Requirement> Transcribe the listing below word for word.

Given information>
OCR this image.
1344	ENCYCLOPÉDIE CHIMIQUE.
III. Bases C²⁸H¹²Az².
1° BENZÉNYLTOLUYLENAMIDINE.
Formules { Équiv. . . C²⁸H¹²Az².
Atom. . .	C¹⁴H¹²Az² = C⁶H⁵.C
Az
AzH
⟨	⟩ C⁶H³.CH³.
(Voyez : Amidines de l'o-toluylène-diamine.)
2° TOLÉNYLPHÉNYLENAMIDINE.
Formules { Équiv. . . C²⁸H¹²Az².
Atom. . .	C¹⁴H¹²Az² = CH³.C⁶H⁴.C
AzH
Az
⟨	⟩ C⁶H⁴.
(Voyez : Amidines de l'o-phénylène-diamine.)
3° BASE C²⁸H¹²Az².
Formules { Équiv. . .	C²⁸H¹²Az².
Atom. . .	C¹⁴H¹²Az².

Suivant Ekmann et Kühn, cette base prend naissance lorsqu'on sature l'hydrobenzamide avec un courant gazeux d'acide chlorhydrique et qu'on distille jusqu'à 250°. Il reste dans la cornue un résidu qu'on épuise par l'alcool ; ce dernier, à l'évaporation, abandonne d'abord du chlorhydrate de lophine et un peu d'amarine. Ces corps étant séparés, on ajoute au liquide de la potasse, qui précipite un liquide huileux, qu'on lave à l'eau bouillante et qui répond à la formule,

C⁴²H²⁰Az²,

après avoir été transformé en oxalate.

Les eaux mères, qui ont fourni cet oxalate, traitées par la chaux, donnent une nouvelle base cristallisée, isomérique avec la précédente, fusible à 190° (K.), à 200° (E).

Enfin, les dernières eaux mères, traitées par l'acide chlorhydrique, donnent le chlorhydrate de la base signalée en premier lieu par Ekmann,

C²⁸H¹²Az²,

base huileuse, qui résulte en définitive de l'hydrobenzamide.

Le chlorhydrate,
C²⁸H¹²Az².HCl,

The output>
OCR this image.
1344	ENCYCLOPÉDIE CHIMIQUE.
III. Bases C²⁸H¹²Az².
1° BENZÉNYLTOLUYLENAMIDINE.
Formules { Équiv. . . C²⁸H¹²Az².
Atom. . .	C¹⁴H¹²Az² = C⁶H⁵.C
Az
AzH
⟨	⟩ C⁶H³.CH³.
(Voyez : Amidines de l'o-toluylène-diamine.)
2° TOLÉNYLPHÉNYLENAMIDINE.
Formules { Équiv. . . C²⁸H¹²Az².
Atom. . .	C¹⁴H¹²Az² = CH³.C⁶H⁴.C
AzH
Az
⟨	⟩ C⁶H⁴.
(Voyez : Amidines de l'o-phénylène-diamine.)
3° BASE C²⁸H¹²Az².
Formules { Équiv. . .	C²⁸H¹²Az².
Atom. . .	C¹⁴H¹²Az².

Suivant Ekmann et Kühn, cette base prend naissance lorsqu'on sature l'hydrobenzamide avec un courant gazeux d'acide chlorhydrique et qu'on distille jusqu'à 250°. Il reste dans la cornue un résidu qu'on épuise par l'alcool ; ce dernier, à l'évaporation, abandonne d'abord du chlorhydrate de lophine et un peu d'amarine. Ces corps étant séparés, on ajoute au liquide de la potasse, qui précipite un liquide huileux, qu'on lave à l'eau bouillante et qui répond à la formule,

C⁴²H²⁰Az²,

après avoir été transformé en oxalate.

Les eaux mères, qui ont fourni cet oxalate, traitées par la chaux, donnent une nouvelle base cristallisée, isomérique avec la précédente, fusible à 190° (K.), à 200° (E).

Enfin, les dernières eaux mères, traitées par l'acide chlorhydrique, donnent le chlorhydrate de la base signalée en premier lieu par Ekmann,

C²⁸H¹²Az²,

base huileuse, qui résulte en définitive de l'hydrobenzamide.

Le chlorhydrate,
C²⁸H¹²Az².HCl,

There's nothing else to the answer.